▸ TASK PROMPT:
Could you write out the records below exactly as they appear?

▸ SUPPLIED RECORDS:
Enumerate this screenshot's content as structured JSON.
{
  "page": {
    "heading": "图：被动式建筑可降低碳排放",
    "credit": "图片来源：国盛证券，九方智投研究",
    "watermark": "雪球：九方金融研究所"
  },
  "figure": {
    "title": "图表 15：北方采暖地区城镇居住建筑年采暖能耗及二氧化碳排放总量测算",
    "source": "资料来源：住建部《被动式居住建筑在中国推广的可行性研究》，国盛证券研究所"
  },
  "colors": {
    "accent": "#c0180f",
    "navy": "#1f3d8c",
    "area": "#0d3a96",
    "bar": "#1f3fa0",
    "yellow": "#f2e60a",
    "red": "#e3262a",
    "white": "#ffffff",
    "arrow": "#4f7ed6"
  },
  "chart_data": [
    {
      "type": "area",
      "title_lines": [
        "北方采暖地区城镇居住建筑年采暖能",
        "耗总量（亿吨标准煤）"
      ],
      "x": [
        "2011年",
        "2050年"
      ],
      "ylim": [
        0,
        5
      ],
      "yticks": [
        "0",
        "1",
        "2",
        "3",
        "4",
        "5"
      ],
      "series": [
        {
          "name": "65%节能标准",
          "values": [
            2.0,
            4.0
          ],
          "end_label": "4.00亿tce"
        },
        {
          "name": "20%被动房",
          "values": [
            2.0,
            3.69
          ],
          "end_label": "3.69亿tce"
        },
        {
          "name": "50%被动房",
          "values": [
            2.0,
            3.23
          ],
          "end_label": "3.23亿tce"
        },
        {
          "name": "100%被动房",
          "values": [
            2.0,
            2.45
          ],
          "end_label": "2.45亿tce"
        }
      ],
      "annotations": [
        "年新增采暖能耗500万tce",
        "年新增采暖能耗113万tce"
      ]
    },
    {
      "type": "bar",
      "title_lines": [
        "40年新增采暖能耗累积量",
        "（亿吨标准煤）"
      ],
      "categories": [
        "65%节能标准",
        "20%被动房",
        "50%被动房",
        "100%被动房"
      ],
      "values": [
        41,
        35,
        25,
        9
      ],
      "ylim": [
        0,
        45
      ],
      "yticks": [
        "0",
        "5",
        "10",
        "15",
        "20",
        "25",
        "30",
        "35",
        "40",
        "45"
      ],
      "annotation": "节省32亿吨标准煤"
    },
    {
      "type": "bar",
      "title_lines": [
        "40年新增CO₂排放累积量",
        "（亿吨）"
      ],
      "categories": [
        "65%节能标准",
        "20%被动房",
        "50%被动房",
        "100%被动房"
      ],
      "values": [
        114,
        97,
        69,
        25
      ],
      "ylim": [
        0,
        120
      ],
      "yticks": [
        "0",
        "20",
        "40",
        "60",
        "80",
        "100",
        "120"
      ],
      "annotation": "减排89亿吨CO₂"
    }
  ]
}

▸ RESPONSE:
Enumerate this screenshot's content as structured JSON.
{
  "page": {
    "heading": "图：被动式建筑可降低碳排放",
    "credit": "图片来源：国盛证券，九方智投研究",
    "watermark": "雪球：九方金融研究所"
  },
  "figure": {
    "title": "图表 15：北方采暖地区城镇居住建筑年采暖能耗及二氧化碳排放总量测算",
    "source": "资料来源：住建部《被动式居住建筑在中国推广的可行性研究》，国盛证券研究所"
  },
  "colors": {
    "accent": "#c0180f",
    "navy": "#1f3d8c",
    "area": "#0d3a96",
    "bar": "#1f3fa0",
    "yellow": "#f2e60a",
    "red": "#e3262a",
    "white": "#ffffff",
    "arrow": "#4f7ed6"
  },
  "chart_data": [
    {
      "type": "area",
      "title_lines": [
        "北方采暖地区城镇居住建筑年采暖能",
        "耗总量（亿吨标准煤）"
      ],
      "x": [
        "2011年",
        "2050年"
      ],
      "ylim": [
        0,
        5
      ],
      "yticks": [
        "0",
        "1",
        "2",
        "3",
        "4",
        "5"
      ],
      "series": [
        {
          "name": "65%节能标准",
          "values": [
            2.0,
            4.0
          ],
          "end_label": "4.00亿tce"
        },
        {
          "name": "20%被动房",
          "values": [
            2.0,
            3.69
          ],
          "end_label": "3.69亿tce"
        },
        {
          "name": "50%被动房",
          "values": [
            2.0,
            3.23
          ],
          "end_label": "3.23亿tce"
        },
        {
          "name": "100%被动房",
          "values": [
            2.0,
            2.45
          ],
          "end_label": "2.45亿tce"
        }
      ],
      "annotations": [
        "年新增采暖能耗500万tce",
        "年新增采暖能耗113万tce"
      ]
    },
    {
      "type": "bar",
      "title_lines": [
        "40年新增采暖能耗累积量",
        "（亿吨标准煤）"
      ],
      "categories": [
        "65%节能标准",
        "20%被动房",
        "50%被动房",
        "100%被动房"
      ],
      "values": [
        41,
        35,
        25,
        9
      ],
      "ylim": [
        0,
        45
      ],
      "yticks": [
        "0",
        "5",
        "10",
        "15",
        "20",
        "25",
        "30",
        "35",
        "40",
        "45"
      ],
      "annotation": "节省32亿吨标准煤"
    },
    {
      "type": "bar",
      "title_lines": [
        "40年新增CO₂排放累积量",
        "（亿吨）"
      ],
      "categories": [
        "65%节能标准",
        "20%被动房",
        "50%被动房",
        "100%被动房"
      ],
      "values": [
        114,
        97,
        69,
        25
      ],
      "ylim": [
        0,
        120
      ],
      "yticks": [
        "0",
        "20",
        "40",
        "60",
        "80",
        "100",
        "120"
      ],
      "annotation": "减排89亿吨CO₂"
    }
  ]
}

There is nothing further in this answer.